Required work - The records should be written out in full, with nothing altered.

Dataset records
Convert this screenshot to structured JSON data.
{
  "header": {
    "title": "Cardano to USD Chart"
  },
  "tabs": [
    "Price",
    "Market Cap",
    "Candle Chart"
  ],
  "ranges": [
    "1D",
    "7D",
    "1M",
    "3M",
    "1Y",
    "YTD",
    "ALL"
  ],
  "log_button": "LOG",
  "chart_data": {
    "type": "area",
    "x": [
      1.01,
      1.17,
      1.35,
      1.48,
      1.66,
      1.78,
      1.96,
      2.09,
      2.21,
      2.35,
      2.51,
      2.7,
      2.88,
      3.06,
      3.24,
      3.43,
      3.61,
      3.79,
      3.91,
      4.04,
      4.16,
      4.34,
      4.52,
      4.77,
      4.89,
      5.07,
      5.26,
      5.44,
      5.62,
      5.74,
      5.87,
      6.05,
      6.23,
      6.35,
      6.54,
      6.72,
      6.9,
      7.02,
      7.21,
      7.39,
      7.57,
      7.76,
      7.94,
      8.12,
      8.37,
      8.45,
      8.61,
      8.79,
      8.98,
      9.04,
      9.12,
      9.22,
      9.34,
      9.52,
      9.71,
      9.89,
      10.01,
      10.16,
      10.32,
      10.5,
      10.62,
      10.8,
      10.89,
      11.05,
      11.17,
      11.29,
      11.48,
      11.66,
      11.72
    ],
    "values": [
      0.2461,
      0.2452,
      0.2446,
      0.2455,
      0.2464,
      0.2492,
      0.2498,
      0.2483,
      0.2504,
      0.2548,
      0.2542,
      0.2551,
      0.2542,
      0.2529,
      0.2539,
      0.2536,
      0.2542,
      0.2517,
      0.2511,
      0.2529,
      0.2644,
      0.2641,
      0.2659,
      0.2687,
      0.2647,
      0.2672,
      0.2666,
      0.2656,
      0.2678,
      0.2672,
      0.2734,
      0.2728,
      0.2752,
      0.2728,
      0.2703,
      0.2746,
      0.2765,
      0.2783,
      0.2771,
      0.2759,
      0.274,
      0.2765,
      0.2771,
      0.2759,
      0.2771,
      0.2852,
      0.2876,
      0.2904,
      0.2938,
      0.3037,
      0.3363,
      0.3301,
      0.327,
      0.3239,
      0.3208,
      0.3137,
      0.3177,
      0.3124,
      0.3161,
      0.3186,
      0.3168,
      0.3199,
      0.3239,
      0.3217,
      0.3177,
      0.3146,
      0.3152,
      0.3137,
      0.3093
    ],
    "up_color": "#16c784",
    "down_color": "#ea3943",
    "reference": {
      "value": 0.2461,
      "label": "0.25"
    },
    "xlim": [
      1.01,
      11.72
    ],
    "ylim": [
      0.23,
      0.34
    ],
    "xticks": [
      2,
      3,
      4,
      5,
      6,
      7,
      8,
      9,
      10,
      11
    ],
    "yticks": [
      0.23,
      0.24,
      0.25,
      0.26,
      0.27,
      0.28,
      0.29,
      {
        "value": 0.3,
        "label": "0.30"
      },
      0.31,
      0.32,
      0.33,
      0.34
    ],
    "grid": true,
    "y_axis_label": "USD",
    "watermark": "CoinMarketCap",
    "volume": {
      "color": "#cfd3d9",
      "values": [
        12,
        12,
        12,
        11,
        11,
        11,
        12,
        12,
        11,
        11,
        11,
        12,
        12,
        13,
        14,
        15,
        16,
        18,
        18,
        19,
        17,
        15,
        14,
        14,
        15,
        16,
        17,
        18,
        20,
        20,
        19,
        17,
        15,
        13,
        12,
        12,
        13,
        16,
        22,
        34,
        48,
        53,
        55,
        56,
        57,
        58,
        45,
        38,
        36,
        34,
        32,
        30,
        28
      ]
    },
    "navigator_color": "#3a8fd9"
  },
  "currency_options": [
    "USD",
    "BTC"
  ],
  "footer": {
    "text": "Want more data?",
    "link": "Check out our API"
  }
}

Full answer -
Convert this screenshot to structured JSON data.
{
  "header": {
    "title": "Cardano to USD Chart"
  },
  "tabs": [
    "Price",
    "Market Cap",
    "Candle Chart"
  ],
  "ranges": [
    "1D",
    "7D",
    "1M",
    "3M",
    "1Y",
    "YTD",
    "ALL"
  ],
  "log_button": "LOG",
  "chart_data": {
    "type": "area",
    "x": [
      1.01,
      1.17,
      1.35,
      1.48,
      1.66,
      1.78,
      1.96,
      2.09,
      2.21,
      2.35,
      2.51,
      2.7,
      2.88,
      3.06,
      3.24,
      3.43,
      3.61,
      3.79,
      3.91,
      4.04,
      4.16,
      4.34,
      4.52,
      4.77,
      4.89,
      5.07,
      5.26,
      5.44,
      5.62,
      5.74,
      5.87,
      6.05,
      6.23,
      6.35,
      6.54,
      6.72,
      6.9,
      7.02,
      7.21,
      7.39,
      7.57,
      7.76,
      7.94,
      8.12,
      8.37,
      8.45,
      8.61,
      8.79,
      8.98,
      9.04,
      9.12,
      9.22,
      9.34,
      9.52,
      9.71,
      9.89,
      10.01,
      10.16,
      10.32,
      10.5,
      10.62,
      10.8,
      10.89,
      11.05,
      11.17,
      11.29,
      11.48,
      11.66,
      11.72
    ],
    "values": [
      0.2461,
      0.2452,
      0.2446,
      0.2455,
      0.2464,
      0.2492,
      0.2498,
      0.2483,
      0.2504,
      0.2548,
      0.2542,
      0.2551,
      0.2542,
      0.2529,
      0.2539,
      0.2536,
      0.2542,
      0.2517,
      0.2511,
      0.2529,
      0.2644,
      0.2641,
      0.2659,
      0.2687,
      0.2647,
      0.2672,
      0.2666,
      0.2656,
      0.2678,
      0.2672,
      0.2734,
      0.2728,
      0.2752,
      0.2728,
      0.2703,
      0.2746,
      0.2765,
      0.2783,
      0.2771,
      0.2759,
      0.274,
      0.2765,
      0.2771,
      0.2759,
      0.2771,
      0.2852,
      0.2876,
      0.2904,
      0.2938,
      0.3037,
      0.3363,
      0.3301,
      0.327,
      0.3239,
      0.3208,
      0.3137,
      0.3177,
      0.3124,
      0.3161,
      0.3186,
      0.3168,
      0.3199,
      0.3239,
      0.3217,
      0.3177,
      0.3146,
      0.3152,
      0.3137,
      0.3093
    ],
    "up_color": "#16c784",
    "down_color": "#ea3943",
    "reference": {
      "value": 0.2461,
      "label": "0.25"
    },
    "xlim": [
      1.01,
      11.72
    ],
    "ylim": [
      0.23,
      0.34
    ],
    "xticks": [
      2,
      3,
      4,
      5,
      6,
      7,
      8,
      9,
      10,
      11
    ],
    "yticks": [
      0.23,
      0.24,
      0.25,
      0.26,
      0.27,
      0.28,
      0.29,
      {
        "value": 0.3,
        "label": "0.30"
      },
      0.31,
      0.32,
      0.33,
      0.34
    ],
    "grid": true,
    "y_axis_label": "USD",
    "watermark": "CoinMarketCap",
    "volume": {
      "color": "#cfd3d9",
      "values": [
        12,
        12,
        12,
        11,
        11,
        11,
        12,
        12,
        11,
        11,
        11,
        12,
        12,
        13,
        14,
        15,
        16,
        18,
        18,
        19,
        17,
        15,
        14,
        14,
        15,
        16,
        17,
        18,
        20,
        20,
        19,
        17,
        15,
        13,
        12,
        12,
        13,
        16,
        22,
        34,
        48,
        53,
        55,
        56,
        57,
        58,
        45,
        38,
        36,
        34,
        32,
        30,
        28
      ]
    },
    "navigator_color": "#3a8fd9"
  },
  "currency_options": [
    "USD",
    "BTC"
  ],
  "footer": {
    "text": "Want more data?",
    "link": "Check out our API"
  }
}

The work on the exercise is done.